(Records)
((

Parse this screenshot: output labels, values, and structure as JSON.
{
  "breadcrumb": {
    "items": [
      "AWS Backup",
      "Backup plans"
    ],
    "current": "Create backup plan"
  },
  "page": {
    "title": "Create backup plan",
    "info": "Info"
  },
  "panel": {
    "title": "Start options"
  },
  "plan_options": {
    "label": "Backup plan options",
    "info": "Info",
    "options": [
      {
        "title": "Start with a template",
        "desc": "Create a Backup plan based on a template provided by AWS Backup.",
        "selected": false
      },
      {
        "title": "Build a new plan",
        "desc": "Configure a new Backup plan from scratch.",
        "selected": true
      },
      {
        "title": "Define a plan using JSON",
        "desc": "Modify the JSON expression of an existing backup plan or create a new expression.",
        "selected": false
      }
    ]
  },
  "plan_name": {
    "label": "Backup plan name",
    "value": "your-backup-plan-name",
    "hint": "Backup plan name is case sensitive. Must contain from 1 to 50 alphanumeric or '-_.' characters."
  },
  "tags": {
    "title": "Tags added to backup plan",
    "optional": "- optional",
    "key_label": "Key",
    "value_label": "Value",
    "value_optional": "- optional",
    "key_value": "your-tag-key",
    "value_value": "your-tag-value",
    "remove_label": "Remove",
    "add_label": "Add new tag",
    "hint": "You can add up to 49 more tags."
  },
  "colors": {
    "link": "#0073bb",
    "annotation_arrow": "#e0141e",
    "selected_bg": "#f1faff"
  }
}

))

Task requirements ▸ Reproduce every line of the data verbatim.

Result ▸
Parse this screenshot: output labels, values, and structure as JSON.
{
  "breadcrumb": {
    "items": [
      "AWS Backup",
      "Backup plans"
    ],
    "current": "Create backup plan"
  },
  "page": {
    "title": "Create backup plan",
    "info": "Info"
  },
  "panel": {
    "title": "Start options"
  },
  "plan_options": {
    "label": "Backup plan options",
    "info": "Info",
    "options": [
      {
        "title": "Start with a template",
        "desc": "Create a Backup plan based on a template provided by AWS Backup.",
        "selected": false
      },
      {
        "title": "Build a new plan",
        "desc": "Configure a new Backup plan from scratch.",
        "selected": true
      },
      {
        "title": "Define a plan using JSON",
        "desc": "Modify the JSON expression of an existing backup plan or create a new expression.",
        "selected": false
      }
    ]
  },
  "plan_name": {
    "label": "Backup plan name",
    "value": "your-backup-plan-name",
    "hint": "Backup plan name is case sensitive. Must contain from 1 to 50 alphanumeric or '-_.' characters."
  },
  "tags": {
    "title": "Tags added to backup plan",
    "optional": "- optional",
    "key_label": "Key",
    "value_label": "Value",
    "value_optional": "- optional",
    "key_value": "your-tag-key",
    "value_value": "your-tag-value",
    "remove_label": "Remove",
    "add_label": "Add new tag",
    "hint": "You can add up to 49 more tags."
  },
  "colors": {
    "link": "#0073bb",
    "annotation_arrow": "#e0141e",
    "selected_bg": "#f1faff"
  }
}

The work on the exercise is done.